■ **Data in this exercise**:
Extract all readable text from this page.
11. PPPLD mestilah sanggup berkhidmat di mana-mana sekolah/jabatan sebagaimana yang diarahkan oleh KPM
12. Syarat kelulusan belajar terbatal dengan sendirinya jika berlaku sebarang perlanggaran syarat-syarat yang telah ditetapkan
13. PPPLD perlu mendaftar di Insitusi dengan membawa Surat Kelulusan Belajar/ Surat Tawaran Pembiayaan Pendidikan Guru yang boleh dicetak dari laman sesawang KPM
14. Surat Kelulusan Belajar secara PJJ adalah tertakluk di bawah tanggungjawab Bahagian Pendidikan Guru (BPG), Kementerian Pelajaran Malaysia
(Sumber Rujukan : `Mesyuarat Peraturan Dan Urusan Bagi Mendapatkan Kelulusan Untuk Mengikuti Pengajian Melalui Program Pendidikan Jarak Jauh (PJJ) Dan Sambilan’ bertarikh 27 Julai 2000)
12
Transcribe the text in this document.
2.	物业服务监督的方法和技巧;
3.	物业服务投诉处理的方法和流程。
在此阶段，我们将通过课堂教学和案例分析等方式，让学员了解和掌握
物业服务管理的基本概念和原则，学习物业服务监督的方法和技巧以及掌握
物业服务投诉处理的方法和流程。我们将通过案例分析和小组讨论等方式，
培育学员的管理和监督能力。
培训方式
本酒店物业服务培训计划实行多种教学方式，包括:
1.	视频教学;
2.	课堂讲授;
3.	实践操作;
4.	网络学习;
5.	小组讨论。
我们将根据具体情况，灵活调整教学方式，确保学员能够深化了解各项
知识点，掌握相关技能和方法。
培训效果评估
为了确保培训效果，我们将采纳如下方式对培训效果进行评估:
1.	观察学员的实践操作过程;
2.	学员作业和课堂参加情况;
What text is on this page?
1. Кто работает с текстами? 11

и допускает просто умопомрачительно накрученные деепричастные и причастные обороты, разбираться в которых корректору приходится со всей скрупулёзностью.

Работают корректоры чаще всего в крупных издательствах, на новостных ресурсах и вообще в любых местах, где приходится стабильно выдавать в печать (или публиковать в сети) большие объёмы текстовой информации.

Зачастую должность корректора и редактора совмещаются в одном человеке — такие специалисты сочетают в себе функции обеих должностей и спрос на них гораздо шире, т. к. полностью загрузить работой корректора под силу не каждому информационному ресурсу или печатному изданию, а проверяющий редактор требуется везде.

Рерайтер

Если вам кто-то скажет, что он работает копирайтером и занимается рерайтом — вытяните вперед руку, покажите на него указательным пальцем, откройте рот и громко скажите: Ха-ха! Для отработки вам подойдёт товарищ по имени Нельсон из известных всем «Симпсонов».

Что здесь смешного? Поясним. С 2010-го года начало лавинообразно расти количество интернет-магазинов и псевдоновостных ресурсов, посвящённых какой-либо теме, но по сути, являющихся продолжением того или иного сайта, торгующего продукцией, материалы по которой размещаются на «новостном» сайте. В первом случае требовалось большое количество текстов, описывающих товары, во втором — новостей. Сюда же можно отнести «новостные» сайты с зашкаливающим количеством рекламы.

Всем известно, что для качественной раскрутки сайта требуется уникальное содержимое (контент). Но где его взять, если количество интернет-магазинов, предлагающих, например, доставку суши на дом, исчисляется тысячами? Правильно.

■ **The task**: Search the records for the string "PPPLD" and return every line in which it occurs.

■ **Full answer**:
11. PPPLD mestilah sanggup berkhidmat di mana-mana sekolah/jabatan sebagaimana yang diarahkan oleh KPM
13. PPPLD perlu mendaftar di Insitusi dengan membawa Surat Kelulusan Belajar/ Surat Tawaran Pembiayaan Pendidikan Guru yang boleh dicetak dari laman sesawang KPM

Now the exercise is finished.